§ **What needs to be done**:
Every line of the records must be repeated exactly; pictures stay out.

§ **Exercise inputs**:
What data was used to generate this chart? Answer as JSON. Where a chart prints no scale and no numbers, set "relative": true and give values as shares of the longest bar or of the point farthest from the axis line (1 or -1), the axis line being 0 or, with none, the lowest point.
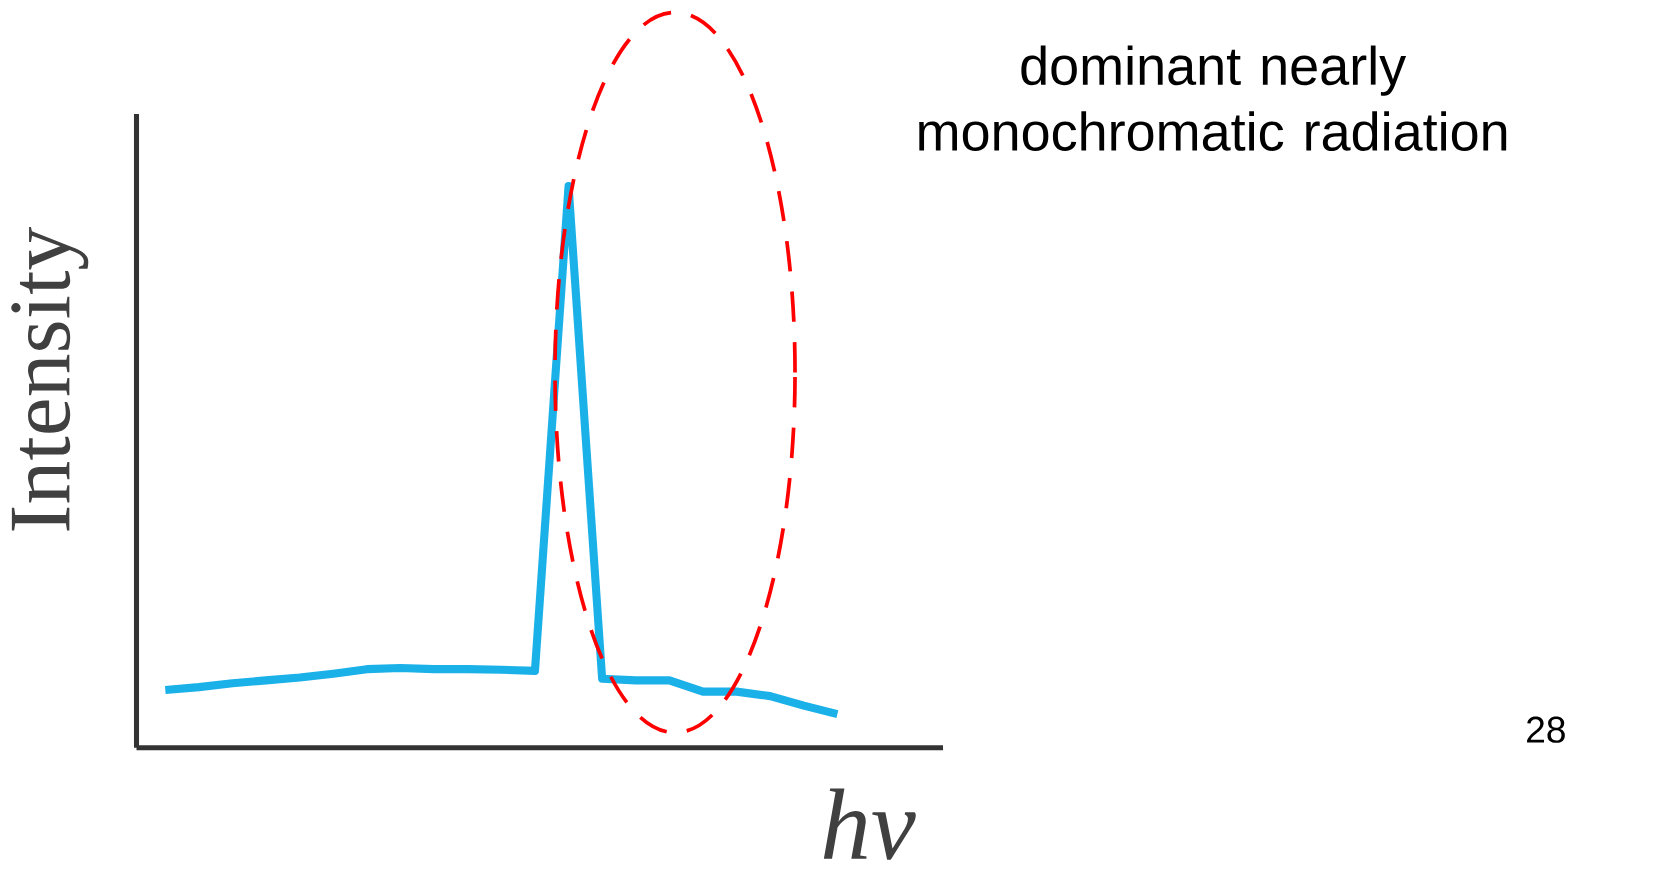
{
  "chart_data": {
    "type": "line",
    "relative": true,
    "xlabel": "hν",
    "ylabel": "Intensity",
    "categories": [
      null,
      null,
      null,
      null,
      null,
      null,
      null,
      null,
      null,
      null,
      null,
      null,
      null,
      null,
      null,
      null,
      null,
      null,
      null,
      null,
      null
    ],
    "values": [
      0.103,
      0.108,
      0.115,
      0.12,
      0.125,
      0.132,
      0.14,
      0.142,
      0.14,
      0.14,
      0.139,
      0.137,
      1,
      0.123,
      0.12,
      0.12,
      0.1,
      0.1,
      0.092,
      0.075,
      0.06
    ],
    "color": "#1ab0e8",
    "annotations": [
      "dominant nearly monochromatic radiation",
      "28"
    ]
  }
}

§ **Completed exercise**:
What data was used to generate this chart? Answer as JSON. Where a chart prints no scale and no numbers, set "relative": true and give values as shares of the longest bar or of the point farthest from the axis line (1 or -1), the axis line being 0 or, with none, the lowest point.
{
  "chart_data": {
    "type": "line",
    "relative": true,
    "xlabel": "hν",
    "ylabel": "Intensity",
    "categories": [
      null,
      null,
      null,
      null,
      null,
      null,
      null,
      null,
      null,
      null,
      null,
      null,
      null,
      null,
      null,
      null,
      null,
      null,
      null,
      null,
      null
    ],
    "values": [
      0.103,
      0.108,
      0.115,
      0.12,
      0.125,
      0.132,
      0.14,
      0.142,
      0.14,
      0.14,
      0.139,
      0.137,
      1,
      0.123,
      0.12,
      0.12,
      0.1,
      0.1,
      0.092,
      0.075,
      0.06
    ],
    "color": "#1ab0e8",
    "annotations": [
      "dominant nearly monochromatic radiation",
      "28"
    ]
  }
}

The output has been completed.